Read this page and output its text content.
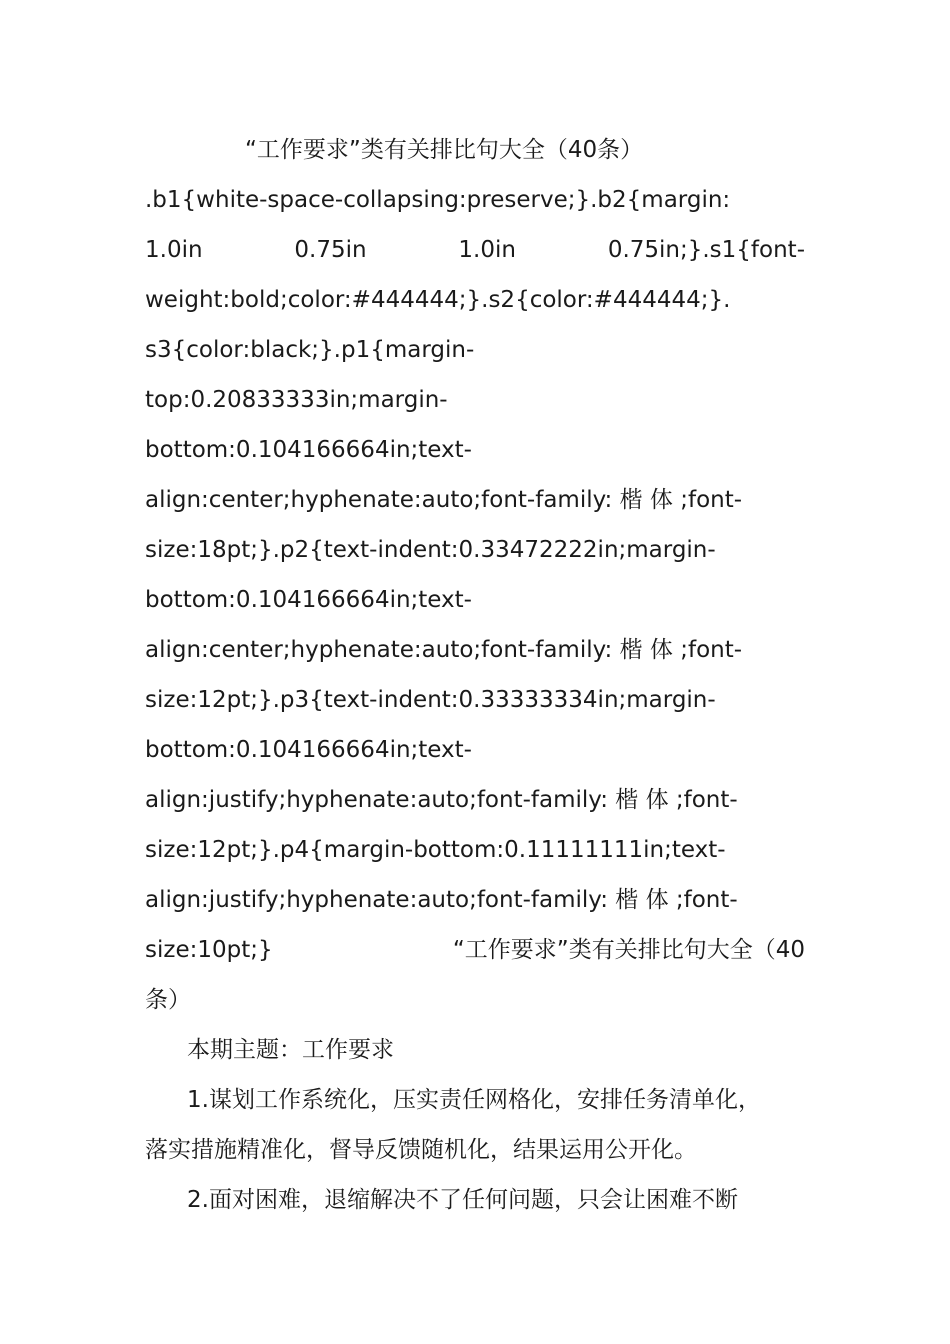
“工作要求”类有关排比句大全（40条）
.b1{white-space-collapsing:preserve;}.b2{margin:
1.0in	0.75in	1.0in	0.75in;}.s1{font-
weight:bold;color:#444444;}.s2{color:#444444;}.
s3{color:black;}.p1{margin-
top:0.20833333in;margin-
bottom:0.104166664in;text-
align:center;hyphenate:auto;font-family: 楷 体 ;font-
size:18pt;}.p2{text-indent:0.33472222in;margin-
bottom:0.104166664in;text-
align:center;hyphenate:auto;font-family: 楷 体 ;font-
size:12pt;}.p3{text-indent:0.33333334in;margin-
bottom:0.104166664in;text-
align:justify;hyphenate:auto;font-family: 楷 体 ;font-
size:12pt;}.p4{margin-bottom:0.11111111in;text-
align:justify;hyphenate:auto;font-family: 楷 体 ;font-
size:10pt;}	“工作要求”类有关排比句大全（40
条）
本期主题：工作要求
1.谋划工作系统化，压实责任网格化，安排任务清单化，
落实措施精准化，督导反馈随机化，结果运用公开化。
2.面对困难，退缩解决不了任何问题，只会让困难不断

::::::

### Written task
Give back every line exactly as it stands, pictures excluded.

### Full response
Read this page and output its text content.
“工作要求”类有关排比句大全（40条）
.b1{white-space-collapsing:preserve;}.b2{margin:
1.0in	0.75in	1.0in	0.75in;}.s1{font-
weight:bold;color:#444444;}.s2{color:#444444;}.
s3{color:black;}.p1{margin-
top:0.20833333in;margin-
bottom:0.104166664in;text-
align:center;hyphenate:auto;font-family: 楷 体 ;font-
size:18pt;}.p2{text-indent:0.33472222in;margin-
bottom:0.104166664in;text-
align:center;hyphenate:auto;font-family: 楷 体 ;font-
size:12pt;}.p3{text-indent:0.33333334in;margin-
bottom:0.104166664in;text-
align:justify;hyphenate:auto;font-family: 楷 体 ;font-
size:12pt;}.p4{margin-bottom:0.11111111in;text-
align:justify;hyphenate:auto;font-family: 楷 体 ;font-
size:10pt;}	“工作要求”类有关排比句大全（40
条）
本期主题：工作要求
1.谋划工作系统化，压实责任网格化，安排任务清单化，
落实措施精准化，督导反馈随机化，结果运用公开化。
2.面对困难，退缩解决不了任何问题，只会让困难不断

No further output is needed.